(A block of data)
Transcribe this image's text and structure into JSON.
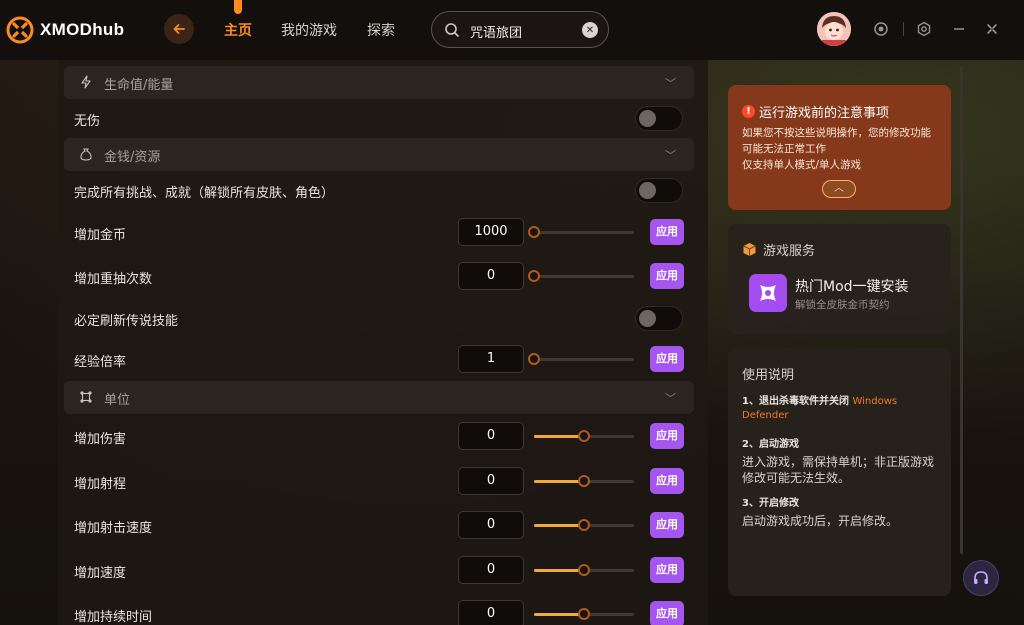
{
  "app": {
    "logo_text": "XMODhub",
    "nav": [
      "主页",
      "我的游戏",
      "探索"
    ],
    "search": {
      "value": "咒语旅团"
    }
  },
  "sections": {
    "energy": {
      "label": "生命值/能量"
    },
    "money": {
      "label": "金钱/资源"
    },
    "unit": {
      "label": "单位"
    }
  },
  "rows": {
    "invincible": {
      "label": "无伤"
    },
    "complete_all": {
      "label": "完成所有挑战、成就（解锁所有皮肤、角色）"
    },
    "add_gold": {
      "label": "增加金币",
      "value": "1000",
      "slider": 0
    },
    "add_reroll": {
      "label": "增加重抽次数",
      "value": "0",
      "slider": 0
    },
    "legendary": {
      "label": "必定刷新传说技能"
    },
    "exp_rate": {
      "label": "经验倍率",
      "value": "1",
      "slider": 0
    },
    "add_damage": {
      "label": "增加伤害",
      "value": "0",
      "slider": 0.5
    },
    "add_range": {
      "label": "增加射程",
      "value": "0",
      "slider": 0.5
    },
    "add_firerate": {
      "label": "增加射击速度",
      "value": "0",
      "slider": 0.5
    },
    "add_speed": {
      "label": "增加速度",
      "value": "0",
      "slider": 0.5
    },
    "add_duration": {
      "label": "增加持续时间",
      "value": "0",
      "slider": 0.5
    }
  },
  "apply_label": "应用",
  "notice": {
    "title": "运行游戏前的注意事项",
    "line1": "如果您不按这些说明操作，您的修改功能",
    "line2": "可能无法正常工作",
    "line3": "仅支持单人模式/单人游戏"
  },
  "service": {
    "title": "游戏服务",
    "mod_title": "热门Mod一键安装",
    "mod_sub": "解锁全皮肤金币契约"
  },
  "guide": {
    "title": "使用说明",
    "step1_title": "1、退出杀毒软件并关闭",
    "step1_highlight_a": "Windows",
    "step1_highlight_b": "Defender",
    "step2_title": "2、启动游戏",
    "step2_body": "进入游戏，需保持单机；非正版游戏修改可能无法生效。",
    "step3_title": "3、开启修改",
    "step3_body": "启动游戏成功后，开启修改。"
  },
  "colors": {
    "accent": "#ff8a1e",
    "apply": "#a656f0",
    "notice": "#86391a"
  }
}
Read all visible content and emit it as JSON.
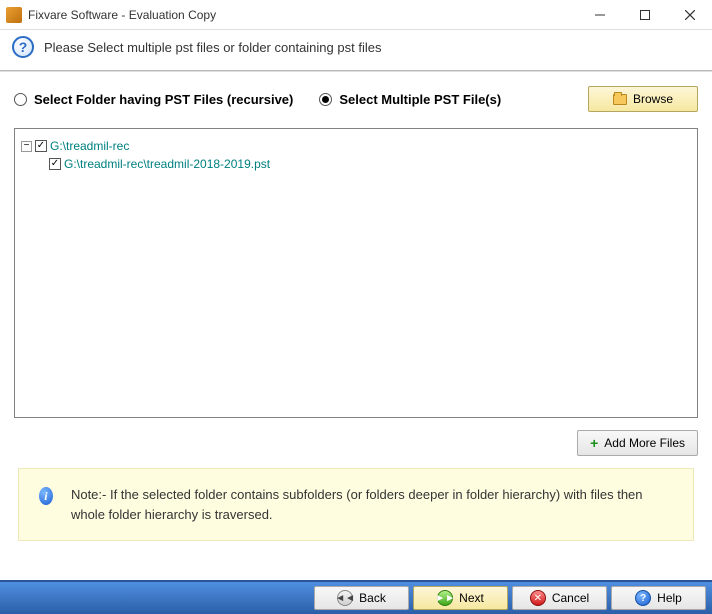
{
  "window": {
    "title": "Fixvare Software - Evaluation Copy"
  },
  "header": {
    "instruction": "Please Select multiple pst files or folder containing pst files"
  },
  "options": {
    "folder_label": "Select Folder having PST Files (recursive)",
    "multi_label": "Select Multiple PST File(s)",
    "browse_label": "Browse"
  },
  "tree": {
    "root": {
      "label": "G:\\treadmil-rec",
      "expanded": true,
      "checked": true
    },
    "child": {
      "label": "G:\\treadmil-rec\\treadmil-2018-2019.pst",
      "checked": true
    }
  },
  "actions": {
    "add_more_label": "Add More Files"
  },
  "note": {
    "text": "Note:- If the selected folder contains subfolders (or folders deeper in folder hierarchy) with files then whole folder hierarchy is traversed."
  },
  "footer": {
    "back": "Back",
    "next": "Next",
    "cancel": "Cancel",
    "help": "Help"
  }
}
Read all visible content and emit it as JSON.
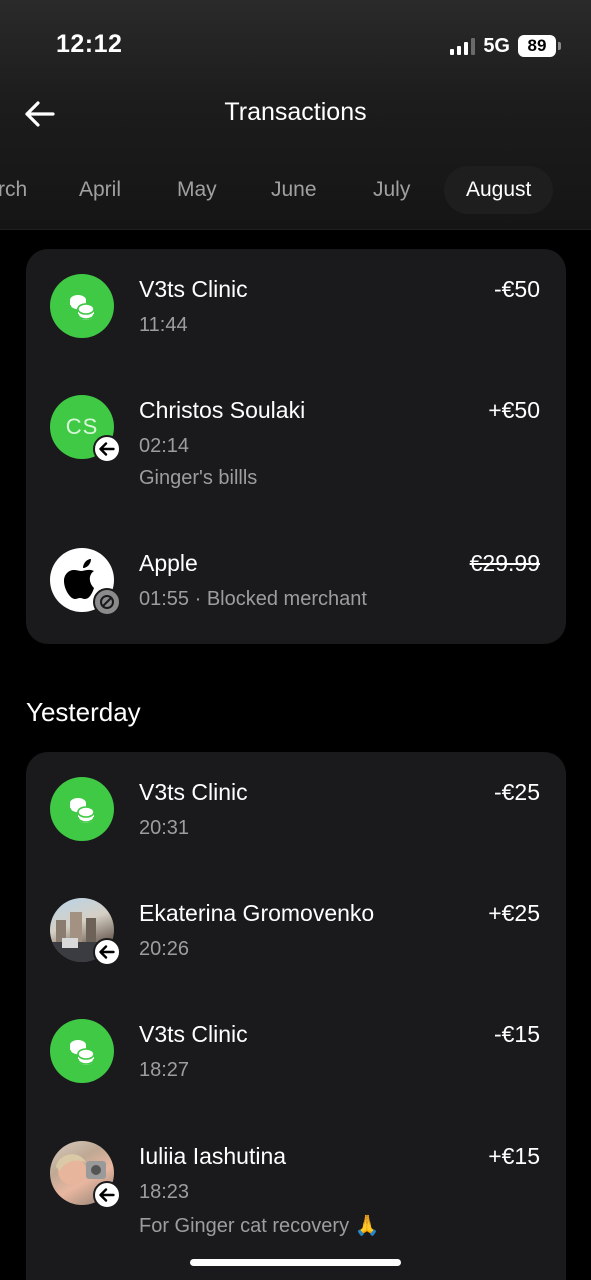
{
  "status_bar": {
    "time": "12:12",
    "network": "5G",
    "battery": "89"
  },
  "header": {
    "title": "Transactions",
    "back_icon": "arrow-left-icon"
  },
  "months": [
    {
      "label": "rch",
      "active": false
    },
    {
      "label": "April",
      "active": false
    },
    {
      "label": "May",
      "active": false
    },
    {
      "label": "June",
      "active": false
    },
    {
      "label": "July",
      "active": false
    },
    {
      "label": "August",
      "active": true
    }
  ],
  "today": {
    "transactions": [
      {
        "name": "V3ts Clinic",
        "time": "11:44",
        "amount": "-€50",
        "icon": "coins-icon"
      },
      {
        "name": "Christos Soulaki",
        "initials": "CS",
        "time": "02:14",
        "note": "Ginger's billls",
        "amount": "+€50",
        "badge": "incoming-arrow-icon"
      },
      {
        "name": "Apple",
        "time": "01:55 · Blocked merchant",
        "amount": "€29.99",
        "icon": "apple-logo-icon",
        "badge": "blocked-icon",
        "struck": true
      }
    ]
  },
  "yesterday": {
    "title": "Yesterday",
    "transactions": [
      {
        "name": "V3ts Clinic",
        "time": "20:31",
        "amount": "-€25",
        "icon": "coins-icon"
      },
      {
        "name": "Ekaterina Gromovenko",
        "time": "20:26",
        "amount": "+€25",
        "badge": "incoming-arrow-icon"
      },
      {
        "name": "V3ts Clinic",
        "time": "18:27",
        "amount": "-€15",
        "icon": "coins-icon"
      },
      {
        "name": "Iuliia Iashutina",
        "time": "18:23",
        "note": "For Ginger cat recovery 🙏",
        "amount": "+€15",
        "badge": "incoming-arrow-icon"
      }
    ]
  },
  "colors": {
    "accent_green": "#3fc945",
    "card_bg": "#1a1a1c",
    "muted_text": "#9d9d9d"
  }
}
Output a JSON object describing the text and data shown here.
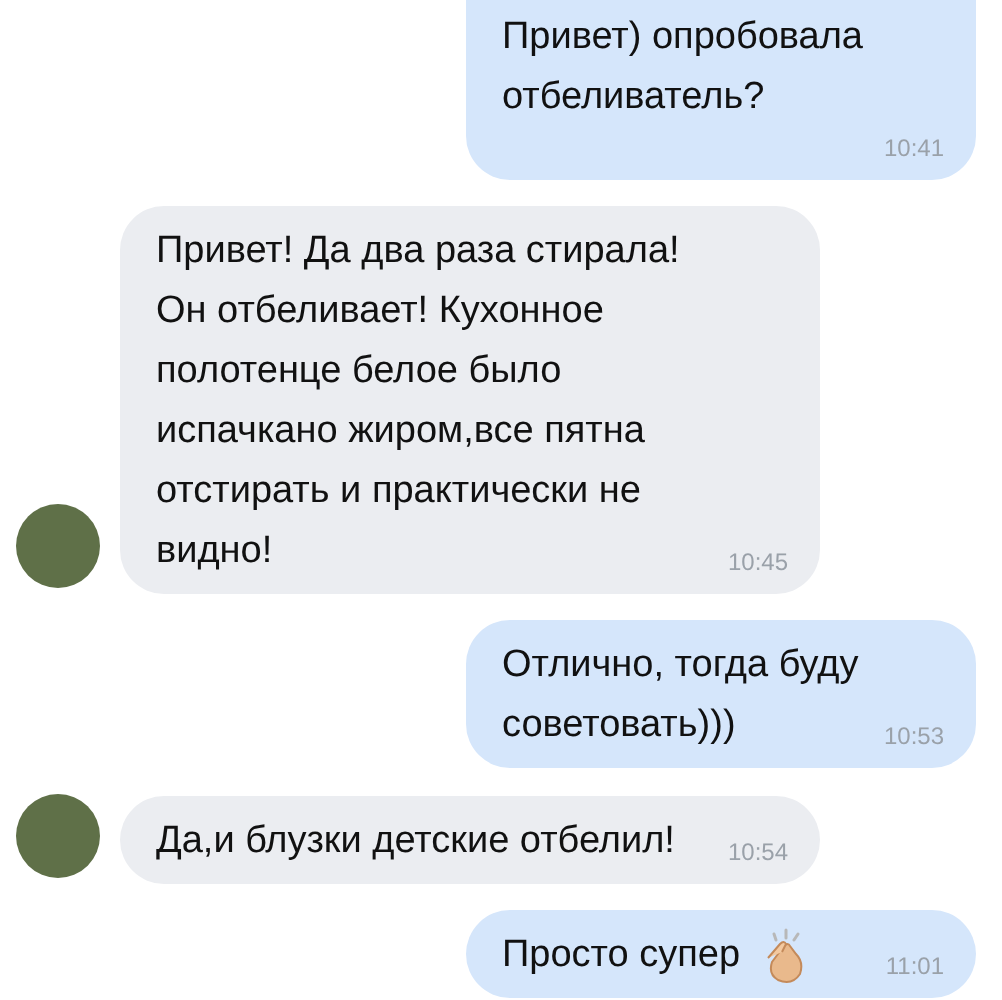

**Work to complete:**
Pick out and copy every line that contains the word "treadmil".

**Exercise solution:**
      "label": "G:\\treadmil-rec",
      "label": "G:\\treadmil-rec\\treadmil-2018-2019.pst",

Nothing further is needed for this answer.